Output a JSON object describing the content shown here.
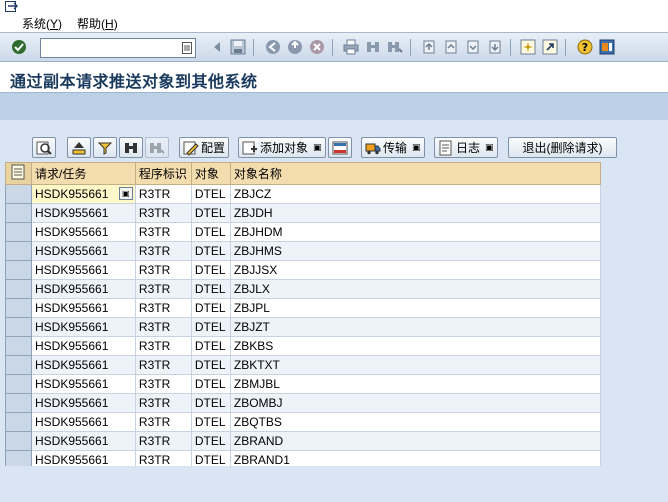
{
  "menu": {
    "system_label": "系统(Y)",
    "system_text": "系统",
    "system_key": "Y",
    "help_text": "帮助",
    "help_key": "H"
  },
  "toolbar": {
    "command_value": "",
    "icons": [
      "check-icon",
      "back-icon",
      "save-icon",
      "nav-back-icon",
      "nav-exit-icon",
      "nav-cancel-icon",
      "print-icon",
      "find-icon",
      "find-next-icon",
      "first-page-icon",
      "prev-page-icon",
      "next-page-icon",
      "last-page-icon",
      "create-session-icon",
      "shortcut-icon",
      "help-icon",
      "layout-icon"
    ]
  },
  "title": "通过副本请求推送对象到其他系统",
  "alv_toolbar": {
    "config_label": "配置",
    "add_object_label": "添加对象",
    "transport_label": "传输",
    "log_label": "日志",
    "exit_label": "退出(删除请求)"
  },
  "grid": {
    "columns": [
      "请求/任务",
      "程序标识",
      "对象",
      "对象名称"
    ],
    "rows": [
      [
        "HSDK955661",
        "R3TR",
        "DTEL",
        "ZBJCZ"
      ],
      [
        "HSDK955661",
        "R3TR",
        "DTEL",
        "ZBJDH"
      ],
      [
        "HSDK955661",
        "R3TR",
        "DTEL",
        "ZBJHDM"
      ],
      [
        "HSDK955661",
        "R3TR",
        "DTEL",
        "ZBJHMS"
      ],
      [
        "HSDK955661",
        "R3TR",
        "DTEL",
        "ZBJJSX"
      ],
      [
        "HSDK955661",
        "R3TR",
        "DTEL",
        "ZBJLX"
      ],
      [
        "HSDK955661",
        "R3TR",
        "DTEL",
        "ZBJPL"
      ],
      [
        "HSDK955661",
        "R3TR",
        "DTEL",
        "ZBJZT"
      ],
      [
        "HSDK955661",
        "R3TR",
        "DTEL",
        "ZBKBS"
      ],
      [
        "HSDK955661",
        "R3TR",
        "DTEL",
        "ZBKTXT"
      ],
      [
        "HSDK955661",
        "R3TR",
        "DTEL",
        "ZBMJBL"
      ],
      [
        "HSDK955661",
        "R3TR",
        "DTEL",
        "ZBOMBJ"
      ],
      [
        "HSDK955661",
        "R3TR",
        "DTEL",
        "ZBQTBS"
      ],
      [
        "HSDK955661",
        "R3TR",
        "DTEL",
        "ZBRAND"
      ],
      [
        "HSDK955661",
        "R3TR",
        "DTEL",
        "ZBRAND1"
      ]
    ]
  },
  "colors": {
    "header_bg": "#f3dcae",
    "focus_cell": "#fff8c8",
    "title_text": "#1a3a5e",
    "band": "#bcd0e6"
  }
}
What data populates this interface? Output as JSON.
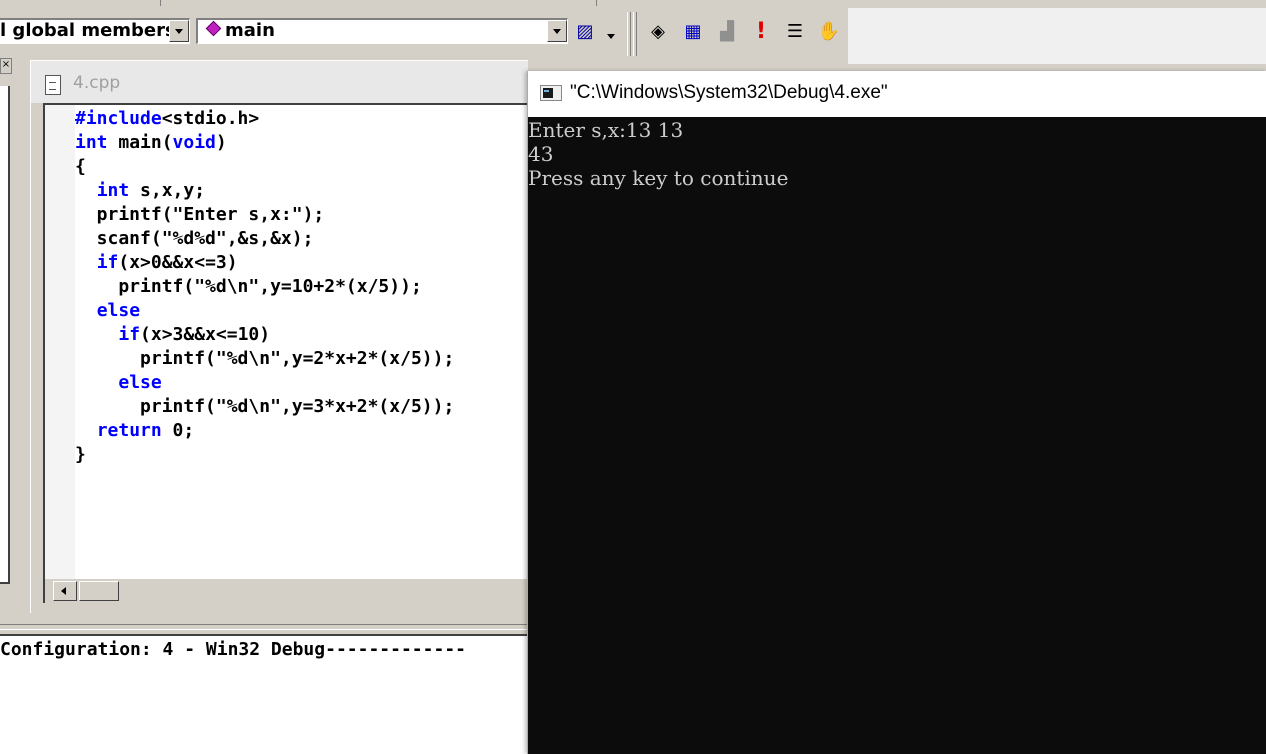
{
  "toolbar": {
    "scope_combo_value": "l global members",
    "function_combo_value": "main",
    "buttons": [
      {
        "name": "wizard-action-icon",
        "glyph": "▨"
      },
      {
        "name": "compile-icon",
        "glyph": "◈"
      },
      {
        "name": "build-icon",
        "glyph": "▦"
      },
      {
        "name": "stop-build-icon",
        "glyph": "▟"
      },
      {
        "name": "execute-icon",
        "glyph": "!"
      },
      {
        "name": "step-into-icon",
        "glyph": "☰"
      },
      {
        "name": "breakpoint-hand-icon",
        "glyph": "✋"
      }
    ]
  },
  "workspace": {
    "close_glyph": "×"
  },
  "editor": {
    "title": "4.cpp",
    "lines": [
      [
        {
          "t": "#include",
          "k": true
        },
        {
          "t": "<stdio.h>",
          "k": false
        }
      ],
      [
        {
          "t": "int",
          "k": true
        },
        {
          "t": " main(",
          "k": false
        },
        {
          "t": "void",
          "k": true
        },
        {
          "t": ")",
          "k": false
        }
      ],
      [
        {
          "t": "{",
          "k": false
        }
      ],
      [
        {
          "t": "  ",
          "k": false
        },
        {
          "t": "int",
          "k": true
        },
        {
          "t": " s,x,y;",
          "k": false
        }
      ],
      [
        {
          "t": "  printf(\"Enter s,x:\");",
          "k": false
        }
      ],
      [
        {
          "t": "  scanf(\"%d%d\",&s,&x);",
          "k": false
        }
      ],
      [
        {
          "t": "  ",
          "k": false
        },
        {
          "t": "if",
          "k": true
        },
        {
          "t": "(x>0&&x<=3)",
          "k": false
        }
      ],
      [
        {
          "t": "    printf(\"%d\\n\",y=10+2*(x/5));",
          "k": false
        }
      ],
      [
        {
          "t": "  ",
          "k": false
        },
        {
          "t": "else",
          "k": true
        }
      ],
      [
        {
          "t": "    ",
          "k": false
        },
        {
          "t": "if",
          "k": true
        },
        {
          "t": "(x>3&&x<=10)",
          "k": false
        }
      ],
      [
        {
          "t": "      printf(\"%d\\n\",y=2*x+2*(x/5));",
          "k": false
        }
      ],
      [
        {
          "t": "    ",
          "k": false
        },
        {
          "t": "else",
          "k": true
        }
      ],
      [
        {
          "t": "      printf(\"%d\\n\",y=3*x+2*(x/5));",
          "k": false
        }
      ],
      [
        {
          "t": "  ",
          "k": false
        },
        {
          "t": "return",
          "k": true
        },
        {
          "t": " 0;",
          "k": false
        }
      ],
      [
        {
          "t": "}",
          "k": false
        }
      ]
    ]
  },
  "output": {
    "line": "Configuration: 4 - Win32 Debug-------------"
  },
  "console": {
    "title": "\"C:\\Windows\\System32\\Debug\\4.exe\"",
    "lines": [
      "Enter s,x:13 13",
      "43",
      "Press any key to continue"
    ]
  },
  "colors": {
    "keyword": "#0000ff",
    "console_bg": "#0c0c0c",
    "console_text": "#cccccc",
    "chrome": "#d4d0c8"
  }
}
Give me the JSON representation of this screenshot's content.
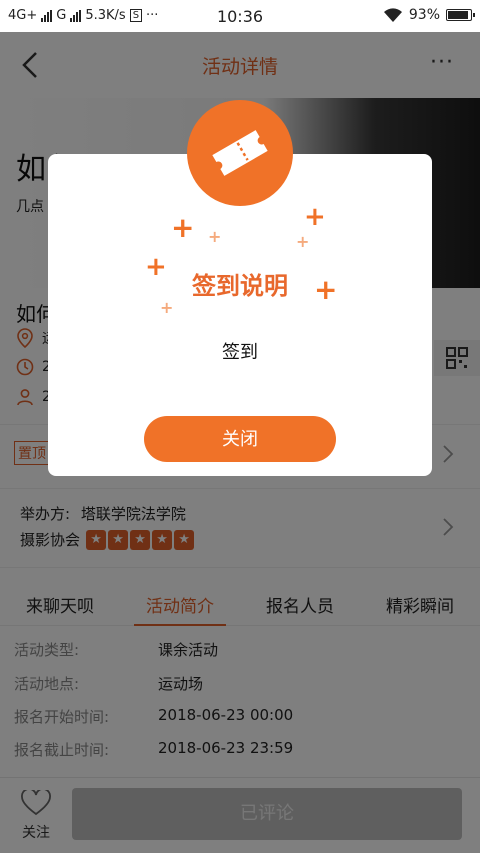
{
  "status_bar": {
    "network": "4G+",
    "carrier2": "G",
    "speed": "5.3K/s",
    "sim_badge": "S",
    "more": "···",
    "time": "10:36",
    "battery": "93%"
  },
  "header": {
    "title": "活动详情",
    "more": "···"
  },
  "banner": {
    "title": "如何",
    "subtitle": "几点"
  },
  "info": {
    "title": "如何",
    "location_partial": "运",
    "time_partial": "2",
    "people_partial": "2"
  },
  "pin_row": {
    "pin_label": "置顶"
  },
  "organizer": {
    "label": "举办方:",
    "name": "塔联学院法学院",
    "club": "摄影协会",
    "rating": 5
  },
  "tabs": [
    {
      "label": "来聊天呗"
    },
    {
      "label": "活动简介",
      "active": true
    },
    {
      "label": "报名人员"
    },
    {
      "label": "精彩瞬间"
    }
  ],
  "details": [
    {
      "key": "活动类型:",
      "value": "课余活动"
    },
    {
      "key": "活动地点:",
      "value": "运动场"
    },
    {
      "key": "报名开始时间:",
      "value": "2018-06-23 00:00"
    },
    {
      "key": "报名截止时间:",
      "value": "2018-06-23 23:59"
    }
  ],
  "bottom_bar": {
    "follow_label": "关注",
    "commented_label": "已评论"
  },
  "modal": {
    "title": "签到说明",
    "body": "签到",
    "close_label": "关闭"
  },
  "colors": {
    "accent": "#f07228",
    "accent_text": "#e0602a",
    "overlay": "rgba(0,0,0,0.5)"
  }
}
===
● GOAL: Determine the number of lines where the string "Debug" occurs, and give that number only.

● ANSWER BELOW: 2